Give the number of lines that contain the string "Вальс", and nothing else.

[Stored data]

-=-=-=-=-

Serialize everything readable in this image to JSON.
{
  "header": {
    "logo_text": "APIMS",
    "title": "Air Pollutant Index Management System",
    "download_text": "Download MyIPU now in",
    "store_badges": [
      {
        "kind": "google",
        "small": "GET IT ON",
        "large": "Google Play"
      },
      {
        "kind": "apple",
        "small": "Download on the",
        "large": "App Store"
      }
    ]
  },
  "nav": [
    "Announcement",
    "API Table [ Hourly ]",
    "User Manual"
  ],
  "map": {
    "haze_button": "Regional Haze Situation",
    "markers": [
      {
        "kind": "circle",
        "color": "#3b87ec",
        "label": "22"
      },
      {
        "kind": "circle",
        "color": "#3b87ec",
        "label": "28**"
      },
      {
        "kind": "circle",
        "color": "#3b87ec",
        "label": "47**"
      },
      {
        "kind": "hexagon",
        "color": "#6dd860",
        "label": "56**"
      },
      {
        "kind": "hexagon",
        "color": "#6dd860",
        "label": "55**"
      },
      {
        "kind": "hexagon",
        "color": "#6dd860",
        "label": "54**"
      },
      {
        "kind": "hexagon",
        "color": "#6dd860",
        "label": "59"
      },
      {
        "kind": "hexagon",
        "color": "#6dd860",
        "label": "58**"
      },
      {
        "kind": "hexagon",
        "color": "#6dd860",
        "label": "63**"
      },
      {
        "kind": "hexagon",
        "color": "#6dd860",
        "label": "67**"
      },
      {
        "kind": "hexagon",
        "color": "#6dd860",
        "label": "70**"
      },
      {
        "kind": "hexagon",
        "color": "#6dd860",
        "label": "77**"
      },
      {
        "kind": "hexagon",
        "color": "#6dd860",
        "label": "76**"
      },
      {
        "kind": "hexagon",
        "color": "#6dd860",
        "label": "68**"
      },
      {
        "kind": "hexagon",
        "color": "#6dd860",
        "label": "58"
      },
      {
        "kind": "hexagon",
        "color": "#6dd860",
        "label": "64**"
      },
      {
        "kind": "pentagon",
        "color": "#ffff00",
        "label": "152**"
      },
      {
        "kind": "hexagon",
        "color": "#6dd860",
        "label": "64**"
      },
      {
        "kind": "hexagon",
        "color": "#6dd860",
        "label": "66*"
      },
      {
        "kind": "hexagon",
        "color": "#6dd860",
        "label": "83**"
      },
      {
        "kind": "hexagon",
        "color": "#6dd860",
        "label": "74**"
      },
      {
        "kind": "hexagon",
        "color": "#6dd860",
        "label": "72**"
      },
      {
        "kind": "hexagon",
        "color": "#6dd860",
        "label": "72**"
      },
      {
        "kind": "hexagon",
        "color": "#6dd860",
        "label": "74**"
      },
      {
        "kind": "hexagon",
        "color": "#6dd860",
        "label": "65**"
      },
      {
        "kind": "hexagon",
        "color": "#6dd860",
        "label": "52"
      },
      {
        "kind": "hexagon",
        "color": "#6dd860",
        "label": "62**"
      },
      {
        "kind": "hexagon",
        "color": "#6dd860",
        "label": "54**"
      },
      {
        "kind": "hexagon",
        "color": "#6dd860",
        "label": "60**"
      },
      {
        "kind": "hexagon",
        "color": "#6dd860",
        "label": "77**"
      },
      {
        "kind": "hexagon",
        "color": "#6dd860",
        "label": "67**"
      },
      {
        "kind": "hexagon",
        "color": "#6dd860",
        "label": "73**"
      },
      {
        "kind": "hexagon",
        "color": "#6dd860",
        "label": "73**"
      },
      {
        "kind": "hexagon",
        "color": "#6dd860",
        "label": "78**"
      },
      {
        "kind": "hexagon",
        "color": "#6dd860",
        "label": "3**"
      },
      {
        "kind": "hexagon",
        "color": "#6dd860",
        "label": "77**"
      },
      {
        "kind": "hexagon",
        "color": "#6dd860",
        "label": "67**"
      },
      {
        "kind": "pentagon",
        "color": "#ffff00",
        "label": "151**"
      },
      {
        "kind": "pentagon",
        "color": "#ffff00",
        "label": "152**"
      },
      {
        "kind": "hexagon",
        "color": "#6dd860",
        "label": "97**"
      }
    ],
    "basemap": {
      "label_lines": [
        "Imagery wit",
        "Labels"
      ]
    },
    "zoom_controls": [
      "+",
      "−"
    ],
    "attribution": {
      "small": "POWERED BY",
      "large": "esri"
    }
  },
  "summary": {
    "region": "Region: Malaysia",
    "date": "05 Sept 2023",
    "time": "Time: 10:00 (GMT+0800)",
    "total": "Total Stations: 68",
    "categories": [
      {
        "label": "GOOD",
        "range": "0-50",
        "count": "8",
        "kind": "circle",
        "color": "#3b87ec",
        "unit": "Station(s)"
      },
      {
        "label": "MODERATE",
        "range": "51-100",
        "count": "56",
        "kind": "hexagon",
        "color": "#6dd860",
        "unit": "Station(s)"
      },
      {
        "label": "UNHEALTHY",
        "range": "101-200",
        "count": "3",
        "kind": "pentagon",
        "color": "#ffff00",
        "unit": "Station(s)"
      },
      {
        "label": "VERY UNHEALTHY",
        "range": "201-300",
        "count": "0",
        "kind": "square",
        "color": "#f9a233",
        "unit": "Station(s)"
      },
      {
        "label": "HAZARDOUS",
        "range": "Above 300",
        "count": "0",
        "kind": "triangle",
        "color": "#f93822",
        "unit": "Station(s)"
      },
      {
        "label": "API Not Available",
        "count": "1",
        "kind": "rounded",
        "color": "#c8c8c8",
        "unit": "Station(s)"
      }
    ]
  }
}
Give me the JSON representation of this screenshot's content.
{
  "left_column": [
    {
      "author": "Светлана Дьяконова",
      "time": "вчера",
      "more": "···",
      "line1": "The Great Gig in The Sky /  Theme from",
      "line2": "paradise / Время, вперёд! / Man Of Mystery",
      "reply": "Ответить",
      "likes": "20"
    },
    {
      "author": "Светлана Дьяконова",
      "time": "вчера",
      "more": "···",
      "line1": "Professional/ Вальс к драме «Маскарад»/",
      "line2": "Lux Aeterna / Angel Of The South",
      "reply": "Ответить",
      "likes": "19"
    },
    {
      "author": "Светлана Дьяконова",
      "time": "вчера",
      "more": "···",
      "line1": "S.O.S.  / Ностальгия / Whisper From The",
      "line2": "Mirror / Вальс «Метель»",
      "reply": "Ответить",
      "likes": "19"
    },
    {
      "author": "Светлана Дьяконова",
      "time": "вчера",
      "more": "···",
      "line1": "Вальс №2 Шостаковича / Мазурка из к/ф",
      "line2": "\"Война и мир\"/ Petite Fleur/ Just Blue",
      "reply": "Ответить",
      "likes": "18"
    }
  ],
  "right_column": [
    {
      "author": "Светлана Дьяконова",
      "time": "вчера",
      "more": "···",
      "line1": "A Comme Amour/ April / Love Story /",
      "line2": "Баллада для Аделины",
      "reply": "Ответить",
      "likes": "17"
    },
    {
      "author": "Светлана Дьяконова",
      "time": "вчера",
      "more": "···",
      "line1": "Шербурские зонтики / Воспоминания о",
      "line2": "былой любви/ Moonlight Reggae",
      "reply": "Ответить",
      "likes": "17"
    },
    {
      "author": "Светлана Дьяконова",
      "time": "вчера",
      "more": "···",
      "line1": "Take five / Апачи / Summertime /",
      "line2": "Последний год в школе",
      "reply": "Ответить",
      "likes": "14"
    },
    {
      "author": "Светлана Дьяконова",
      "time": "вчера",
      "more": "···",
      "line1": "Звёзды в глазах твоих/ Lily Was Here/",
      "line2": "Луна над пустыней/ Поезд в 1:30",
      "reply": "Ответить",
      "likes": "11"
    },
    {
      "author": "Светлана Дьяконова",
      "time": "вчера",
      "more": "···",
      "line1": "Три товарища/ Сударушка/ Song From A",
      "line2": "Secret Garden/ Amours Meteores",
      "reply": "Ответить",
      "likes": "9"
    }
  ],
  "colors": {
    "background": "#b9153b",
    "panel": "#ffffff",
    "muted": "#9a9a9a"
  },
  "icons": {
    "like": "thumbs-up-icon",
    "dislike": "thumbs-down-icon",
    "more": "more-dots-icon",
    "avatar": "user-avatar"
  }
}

-=-=-=-=-

** Exercise output **
3